==== Excerpted records

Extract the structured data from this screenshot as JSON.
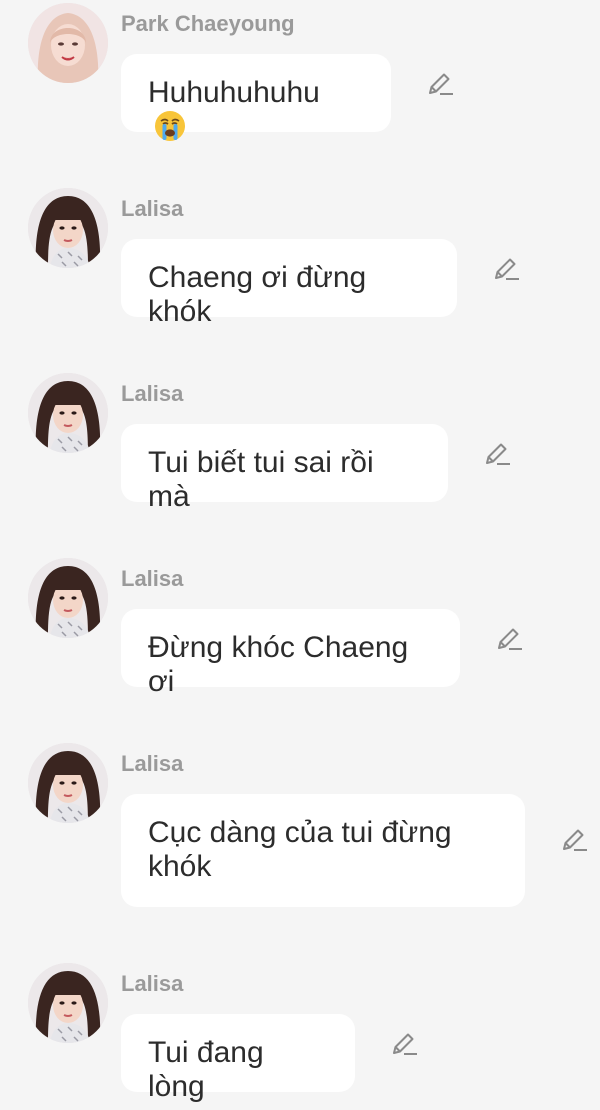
{
  "messages": [
    {
      "sender": "Park Chaeyoung",
      "text": "Huhuhuhuhu",
      "emoji": "crying-face-emoji",
      "avatar": "avatar-park-chaeyoung",
      "action_icon": "edit-pencil-icon"
    },
    {
      "sender": "Lalisa",
      "text": "Chaeng ơi đừng khók",
      "avatar": "avatar-lalisa",
      "action_icon": "edit-pencil-icon"
    },
    {
      "sender": "Lalisa",
      "text": "Tui biết tui sai rồi mà",
      "avatar": "avatar-lalisa",
      "action_icon": "edit-pencil-icon"
    },
    {
      "sender": "Lalisa",
      "text": "Đừng khóc Chaeng ơi",
      "avatar": "avatar-lalisa",
      "action_icon": "edit-pencil-icon"
    },
    {
      "sender": "Lalisa",
      "text": "Cục dàng của tui đừng khók",
      "avatar": "avatar-lalisa",
      "action_icon": "edit-pencil-icon"
    },
    {
      "sender": "Lalisa",
      "text": "Tui đang lòng",
      "avatar": "avatar-lalisa",
      "action_icon": "edit-pencil-icon"
    }
  ],
  "colors": {
    "background": "#f5f5f5",
    "bubble": "#ffffff",
    "sender_name": "#9a9a9a",
    "message_text": "#2c2c2c",
    "icon": "#8a8a8a"
  }
}
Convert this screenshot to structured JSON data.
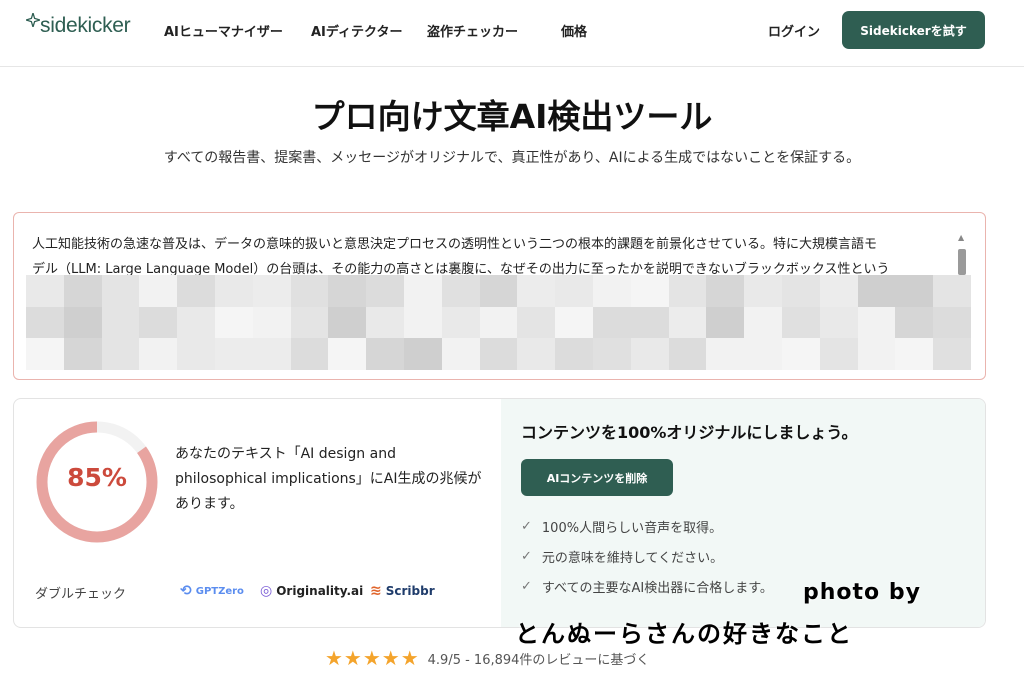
{
  "nav": {
    "logo_text": "sidekicker",
    "items": [
      "AIヒューマナイザー",
      "AIディテクター",
      "盗作チェッカー",
      "価格"
    ],
    "login": "ログイン",
    "cta": "Sidekickerを試す"
  },
  "hero": {
    "title": "プロ向け文章AI検出ツール",
    "subtitle": "すべての報告書、提案書、メッセージがオリジナルで、真正性があり、AIによる生成ではないことを保証する。"
  },
  "input": {
    "line1": "人工知能技術の急速な普及は、データの意味的扱いと意思決定プロセスの透明性という二つの根本的課題を前景化させている。特に大規模言語モ",
    "line2": "デル（LLM: Large Language Model）の台頭は、その能力の高さとは裏腹に、なぜその出力に至ったかを説明できないブラックボックス性という"
  },
  "result": {
    "percent_value": 85,
    "percent_label": "85%",
    "description": "あなたのテキスト「AI design and philosophical implications」にAI生成の兆候があります。",
    "double_check": "ダブルチェック",
    "logos": [
      {
        "icon": "gptzero-icon",
        "name": "GPTZero",
        "color": "#5b8def"
      },
      {
        "icon": "originality-icon",
        "name": "Originality.ai",
        "color": "#222222"
      },
      {
        "icon": "scribbr-icon",
        "name": "Scribbr",
        "color": "#1f3c6b"
      }
    ],
    "gauge_color": "#e8a4a0",
    "gauge_track": "#f2f2f2"
  },
  "cta_panel": {
    "title": "コンテンツを100%オリジナルにしましょう。",
    "button": "AIコンテンツを削除",
    "checks": [
      "100%人間らしい音声を取得。",
      "元の意味を維持してください。",
      "すべての主要なAI検出器に合格します。"
    ]
  },
  "rating": {
    "stars": "★★★★★",
    "text": "4.9/5 - 16,894件のレビューに基づく"
  },
  "watermark": {
    "line1": "photo by",
    "line2": "とんぬーらさんの好きなこと"
  },
  "colors": {
    "brand": "#2f5e52",
    "percent": "#cc4a3c",
    "star": "#f4a42c"
  }
}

========

Pull every line containing the word "screenshot" out of the material and copy it.

▶ _Exercise answer_
Extract the structured data from this screenshot as JSON.
Convert this screenshot to structured JSON data.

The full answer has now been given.